> **Set problem 1**: Update the stretch of the Diamond biography from "Diamond, the son" through "in electrical engineering.", putting "Westinghouse" in place of "General Electric".
> **Set problem 2**: Go on with the Diamond biography, picking up right after its final sentence.
+++ Supplied text +++
Diamond, the son of a Jewish tailor in Minsk, was born on February 12, 1900. In 1908 his family immigrated to the United States, and he grew up in Quincy, Massachusetts. Mr. Diamond enlisted in the United States Army on October 14, 1918 and was honorably discharged on December 9, 1918. He graduated with a degree in Electrical Engineering from Massachusetts Institute of Technology in 1922. Diamond worked for the General Electric company for 18 months. He completed his master's degree in Electrical Engineering in 1925 and an Electrical Engineering instructor for 4 years at Lehigh University in electrical engineering.
He joined the National Bureau of Standards in 1927. Diamond headed up the research and development work of the Commerce Department’s newly organized Bureau of Air Commerce. Within two years he developed radio beacon system that permitted the first "blind" aircraft landing. Diamond and his team made the first visual-type radiobeacon system that enabled a pilot to keep on course and to know his approximate position at all times while in flight. direction service could be given to any number of planes flying the course, and that each airplane only had to carry a receiving set, with no other special equipment whatsoever. The pilot would obtain the necessary information pertaining to amplitude of course deviations hands-free and without requiring earphones. This was accomplished by the development of vibrating-reed indicators alerting the pilot to an off-course condition.
+++ Record extracts +++
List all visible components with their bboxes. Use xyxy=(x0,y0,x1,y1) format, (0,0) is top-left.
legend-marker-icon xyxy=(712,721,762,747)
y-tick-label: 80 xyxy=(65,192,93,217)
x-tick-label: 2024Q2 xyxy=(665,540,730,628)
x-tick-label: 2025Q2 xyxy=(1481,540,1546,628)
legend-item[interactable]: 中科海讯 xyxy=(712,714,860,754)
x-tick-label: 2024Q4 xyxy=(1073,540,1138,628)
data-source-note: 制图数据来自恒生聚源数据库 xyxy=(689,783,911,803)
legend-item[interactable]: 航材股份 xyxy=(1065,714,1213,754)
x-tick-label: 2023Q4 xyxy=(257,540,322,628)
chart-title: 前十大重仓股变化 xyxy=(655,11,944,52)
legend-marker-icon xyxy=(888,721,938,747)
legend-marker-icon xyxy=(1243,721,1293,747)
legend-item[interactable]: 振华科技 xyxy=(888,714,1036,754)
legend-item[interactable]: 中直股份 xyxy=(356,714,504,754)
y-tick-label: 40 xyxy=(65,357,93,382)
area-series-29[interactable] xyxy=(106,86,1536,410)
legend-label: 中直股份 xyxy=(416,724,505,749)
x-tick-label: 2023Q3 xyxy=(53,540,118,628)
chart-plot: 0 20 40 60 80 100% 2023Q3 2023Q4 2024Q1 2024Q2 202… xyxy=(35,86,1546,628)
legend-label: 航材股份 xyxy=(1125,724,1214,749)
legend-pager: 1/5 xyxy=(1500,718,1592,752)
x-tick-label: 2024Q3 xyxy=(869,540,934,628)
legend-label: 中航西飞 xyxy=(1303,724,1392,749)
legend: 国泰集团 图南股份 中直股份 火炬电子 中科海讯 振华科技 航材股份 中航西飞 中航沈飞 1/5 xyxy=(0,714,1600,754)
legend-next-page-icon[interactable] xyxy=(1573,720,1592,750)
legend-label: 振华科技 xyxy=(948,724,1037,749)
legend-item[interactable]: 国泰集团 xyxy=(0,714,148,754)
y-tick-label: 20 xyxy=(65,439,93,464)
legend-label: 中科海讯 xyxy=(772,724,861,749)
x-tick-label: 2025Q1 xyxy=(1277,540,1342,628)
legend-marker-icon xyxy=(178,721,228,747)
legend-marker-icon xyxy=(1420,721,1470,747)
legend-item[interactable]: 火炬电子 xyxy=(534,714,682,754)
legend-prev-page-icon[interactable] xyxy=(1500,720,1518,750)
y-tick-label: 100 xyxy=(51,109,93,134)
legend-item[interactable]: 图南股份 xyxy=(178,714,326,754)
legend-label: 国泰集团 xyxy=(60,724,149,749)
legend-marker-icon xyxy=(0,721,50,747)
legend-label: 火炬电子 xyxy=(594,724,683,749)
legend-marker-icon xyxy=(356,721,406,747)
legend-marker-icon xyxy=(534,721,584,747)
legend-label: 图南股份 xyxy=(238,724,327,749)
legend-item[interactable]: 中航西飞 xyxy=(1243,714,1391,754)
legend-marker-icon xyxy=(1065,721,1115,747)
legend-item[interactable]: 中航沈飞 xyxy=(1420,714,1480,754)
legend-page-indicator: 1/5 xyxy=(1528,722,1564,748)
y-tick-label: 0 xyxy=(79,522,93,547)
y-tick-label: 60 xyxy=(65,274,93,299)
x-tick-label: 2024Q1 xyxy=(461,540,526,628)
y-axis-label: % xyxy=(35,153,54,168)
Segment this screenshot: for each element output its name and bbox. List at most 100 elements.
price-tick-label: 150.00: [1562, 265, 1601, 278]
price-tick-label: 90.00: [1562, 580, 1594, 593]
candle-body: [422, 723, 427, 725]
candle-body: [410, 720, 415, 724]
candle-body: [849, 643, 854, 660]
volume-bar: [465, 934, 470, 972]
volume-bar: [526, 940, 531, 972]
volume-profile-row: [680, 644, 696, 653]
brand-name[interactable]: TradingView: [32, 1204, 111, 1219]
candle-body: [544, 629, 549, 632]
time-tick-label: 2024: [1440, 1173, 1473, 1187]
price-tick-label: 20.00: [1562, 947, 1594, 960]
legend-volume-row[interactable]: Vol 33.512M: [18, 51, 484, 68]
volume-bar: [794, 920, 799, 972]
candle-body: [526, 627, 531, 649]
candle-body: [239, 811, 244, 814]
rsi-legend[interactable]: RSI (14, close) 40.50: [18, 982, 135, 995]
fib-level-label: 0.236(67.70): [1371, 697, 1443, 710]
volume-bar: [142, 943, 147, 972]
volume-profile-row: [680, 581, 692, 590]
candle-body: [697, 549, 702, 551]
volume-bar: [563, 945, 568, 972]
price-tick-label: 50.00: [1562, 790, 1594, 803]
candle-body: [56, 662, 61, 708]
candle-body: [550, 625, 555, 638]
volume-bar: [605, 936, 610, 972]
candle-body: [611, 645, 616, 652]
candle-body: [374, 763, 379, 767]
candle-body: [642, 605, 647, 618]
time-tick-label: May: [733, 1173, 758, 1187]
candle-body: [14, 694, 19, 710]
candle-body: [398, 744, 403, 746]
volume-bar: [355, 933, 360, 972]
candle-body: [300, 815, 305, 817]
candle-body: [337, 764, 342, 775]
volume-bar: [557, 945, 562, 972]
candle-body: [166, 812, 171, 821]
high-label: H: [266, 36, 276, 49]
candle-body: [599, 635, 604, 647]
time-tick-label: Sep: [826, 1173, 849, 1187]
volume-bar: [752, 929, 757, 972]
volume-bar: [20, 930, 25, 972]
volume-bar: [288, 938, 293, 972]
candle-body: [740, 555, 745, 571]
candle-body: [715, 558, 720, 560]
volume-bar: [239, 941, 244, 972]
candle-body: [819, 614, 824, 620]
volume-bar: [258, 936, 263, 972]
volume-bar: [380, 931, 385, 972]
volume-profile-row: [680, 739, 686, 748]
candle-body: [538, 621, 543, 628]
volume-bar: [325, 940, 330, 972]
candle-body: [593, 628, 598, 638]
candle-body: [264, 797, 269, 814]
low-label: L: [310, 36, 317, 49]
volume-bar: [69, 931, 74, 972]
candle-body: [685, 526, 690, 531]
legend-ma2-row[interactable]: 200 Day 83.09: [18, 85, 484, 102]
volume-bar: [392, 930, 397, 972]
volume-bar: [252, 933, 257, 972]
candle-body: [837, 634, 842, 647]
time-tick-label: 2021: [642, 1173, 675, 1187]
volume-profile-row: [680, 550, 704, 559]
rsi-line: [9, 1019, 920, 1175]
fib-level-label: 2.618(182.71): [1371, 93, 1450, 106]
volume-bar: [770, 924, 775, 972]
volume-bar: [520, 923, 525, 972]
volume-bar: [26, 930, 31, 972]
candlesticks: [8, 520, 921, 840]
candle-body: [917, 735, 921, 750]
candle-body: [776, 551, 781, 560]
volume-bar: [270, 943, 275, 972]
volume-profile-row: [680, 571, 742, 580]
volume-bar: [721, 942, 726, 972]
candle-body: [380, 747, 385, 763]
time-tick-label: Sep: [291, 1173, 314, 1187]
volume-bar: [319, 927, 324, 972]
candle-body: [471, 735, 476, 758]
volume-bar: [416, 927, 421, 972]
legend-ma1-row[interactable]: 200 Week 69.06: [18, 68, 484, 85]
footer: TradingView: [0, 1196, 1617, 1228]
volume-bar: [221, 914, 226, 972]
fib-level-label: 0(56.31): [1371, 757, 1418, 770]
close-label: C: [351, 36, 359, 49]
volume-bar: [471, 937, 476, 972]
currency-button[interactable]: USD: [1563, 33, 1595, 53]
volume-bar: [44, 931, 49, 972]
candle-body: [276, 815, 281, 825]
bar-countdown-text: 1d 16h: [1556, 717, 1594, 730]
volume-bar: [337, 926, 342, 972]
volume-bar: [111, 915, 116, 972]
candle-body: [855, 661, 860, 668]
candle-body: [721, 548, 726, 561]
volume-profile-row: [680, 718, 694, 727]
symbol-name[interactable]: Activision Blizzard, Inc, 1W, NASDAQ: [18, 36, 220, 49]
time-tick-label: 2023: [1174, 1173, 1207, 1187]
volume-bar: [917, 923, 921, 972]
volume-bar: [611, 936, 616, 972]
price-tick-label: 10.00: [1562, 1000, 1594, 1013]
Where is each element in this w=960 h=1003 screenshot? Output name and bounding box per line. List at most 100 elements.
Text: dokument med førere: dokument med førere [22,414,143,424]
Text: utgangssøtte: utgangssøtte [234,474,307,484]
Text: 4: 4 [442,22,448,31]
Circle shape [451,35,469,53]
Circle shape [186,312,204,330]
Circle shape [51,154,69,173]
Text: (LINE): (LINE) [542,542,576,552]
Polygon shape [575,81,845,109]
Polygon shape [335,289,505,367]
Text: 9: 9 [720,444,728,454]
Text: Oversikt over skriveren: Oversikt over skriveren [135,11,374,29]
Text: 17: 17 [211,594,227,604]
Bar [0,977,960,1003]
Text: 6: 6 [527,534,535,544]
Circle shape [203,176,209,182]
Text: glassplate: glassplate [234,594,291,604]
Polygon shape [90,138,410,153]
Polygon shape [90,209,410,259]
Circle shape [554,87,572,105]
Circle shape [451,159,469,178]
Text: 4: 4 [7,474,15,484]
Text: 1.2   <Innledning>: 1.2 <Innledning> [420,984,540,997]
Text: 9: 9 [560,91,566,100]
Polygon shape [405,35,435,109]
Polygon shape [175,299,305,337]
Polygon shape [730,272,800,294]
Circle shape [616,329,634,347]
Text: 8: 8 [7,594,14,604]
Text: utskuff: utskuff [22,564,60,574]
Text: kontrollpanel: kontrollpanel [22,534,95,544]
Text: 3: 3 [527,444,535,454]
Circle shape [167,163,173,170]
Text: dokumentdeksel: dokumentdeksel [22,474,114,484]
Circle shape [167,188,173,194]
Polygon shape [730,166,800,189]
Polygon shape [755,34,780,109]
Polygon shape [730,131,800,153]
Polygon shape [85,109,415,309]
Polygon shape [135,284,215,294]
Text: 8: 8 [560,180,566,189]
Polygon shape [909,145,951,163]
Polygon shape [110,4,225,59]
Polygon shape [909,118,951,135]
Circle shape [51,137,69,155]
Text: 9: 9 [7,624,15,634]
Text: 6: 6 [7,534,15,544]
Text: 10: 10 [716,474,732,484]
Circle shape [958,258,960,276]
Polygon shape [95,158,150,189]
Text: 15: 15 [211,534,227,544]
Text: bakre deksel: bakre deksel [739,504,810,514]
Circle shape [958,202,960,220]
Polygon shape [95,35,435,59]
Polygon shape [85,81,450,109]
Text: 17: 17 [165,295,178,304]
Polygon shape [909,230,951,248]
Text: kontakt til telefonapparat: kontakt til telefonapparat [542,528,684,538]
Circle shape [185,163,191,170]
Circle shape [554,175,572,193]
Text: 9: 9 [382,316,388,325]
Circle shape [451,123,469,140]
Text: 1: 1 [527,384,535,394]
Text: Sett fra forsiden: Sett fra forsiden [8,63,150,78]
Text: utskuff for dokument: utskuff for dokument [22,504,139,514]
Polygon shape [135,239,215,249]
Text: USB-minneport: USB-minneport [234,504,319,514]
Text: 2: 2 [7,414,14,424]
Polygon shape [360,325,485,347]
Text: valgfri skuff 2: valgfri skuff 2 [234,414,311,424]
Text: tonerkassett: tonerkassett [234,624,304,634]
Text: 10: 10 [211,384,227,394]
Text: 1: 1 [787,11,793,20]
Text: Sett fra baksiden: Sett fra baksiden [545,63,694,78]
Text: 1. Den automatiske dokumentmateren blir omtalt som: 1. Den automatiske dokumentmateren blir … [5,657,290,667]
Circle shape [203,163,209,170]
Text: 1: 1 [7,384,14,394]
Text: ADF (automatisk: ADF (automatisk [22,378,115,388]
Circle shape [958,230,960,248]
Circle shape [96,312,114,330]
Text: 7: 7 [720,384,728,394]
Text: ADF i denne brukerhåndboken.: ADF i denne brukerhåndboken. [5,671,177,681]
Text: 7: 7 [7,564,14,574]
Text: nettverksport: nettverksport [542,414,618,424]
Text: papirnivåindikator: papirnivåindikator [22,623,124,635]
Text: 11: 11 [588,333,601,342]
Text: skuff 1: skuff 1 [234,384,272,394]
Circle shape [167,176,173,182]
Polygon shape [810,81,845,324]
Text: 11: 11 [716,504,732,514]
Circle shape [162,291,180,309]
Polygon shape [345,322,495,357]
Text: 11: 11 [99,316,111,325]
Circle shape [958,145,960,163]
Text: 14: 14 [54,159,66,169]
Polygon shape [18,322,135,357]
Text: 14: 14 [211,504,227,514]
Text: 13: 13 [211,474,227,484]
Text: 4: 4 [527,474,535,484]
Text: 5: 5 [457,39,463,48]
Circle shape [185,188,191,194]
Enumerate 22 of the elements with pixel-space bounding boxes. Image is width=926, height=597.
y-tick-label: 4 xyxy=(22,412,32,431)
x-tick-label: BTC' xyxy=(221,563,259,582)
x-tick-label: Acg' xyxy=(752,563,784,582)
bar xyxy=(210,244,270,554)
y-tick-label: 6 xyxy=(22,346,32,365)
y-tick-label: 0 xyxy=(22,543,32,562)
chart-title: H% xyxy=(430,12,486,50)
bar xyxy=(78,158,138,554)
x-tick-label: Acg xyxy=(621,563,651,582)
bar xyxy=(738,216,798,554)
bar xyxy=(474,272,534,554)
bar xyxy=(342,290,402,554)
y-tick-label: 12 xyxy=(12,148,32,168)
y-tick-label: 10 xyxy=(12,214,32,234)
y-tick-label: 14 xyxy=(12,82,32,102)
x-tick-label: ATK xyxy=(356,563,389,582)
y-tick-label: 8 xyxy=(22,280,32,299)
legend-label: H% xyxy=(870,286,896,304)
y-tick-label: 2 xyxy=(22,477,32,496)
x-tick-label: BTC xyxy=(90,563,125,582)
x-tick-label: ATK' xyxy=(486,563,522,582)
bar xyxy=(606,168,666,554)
+++
> **Response 1**:
Diamond, the son of a Jewish tailor in Minsk, was born on February 12, 1900. In 1908 his family immigrated to the United States, and he grew up in Quincy, Massachusetts. Mr. Diamond enlisted in the United States Army on October 14, 1918 and was honorably discharged on December 9, 1918. He graduated with a degree in Electrical Engineering from Massachusetts Institute of Technology in 1922. Diamond worked for the Westinghouse company for 18 months. He completed his master's degree in Electrical Engineering in 1925 and an Electrical Engineering instructor for 4 years at Lehigh University in electrical engineering.

> **Response 2**:
Harry Diamond became the Chief of the Electronics Division. The National Bureau of Standards was brought into the program, and he was given responsibility for this phase of the Bureau’s work. Within about four months of the start of the program, Diamond’s group established feasibility of the radio proximity fuze through conclusive tests in bombs dropped at the Naval Proving Ground at Dahlgren, Va. Throughout World War II, this group acted as the central laboratory of Division 4 of the National Defense Research Committee, where Diamond was the central figure of the group. Much of the basic proximity fuze technology was developed under his direction.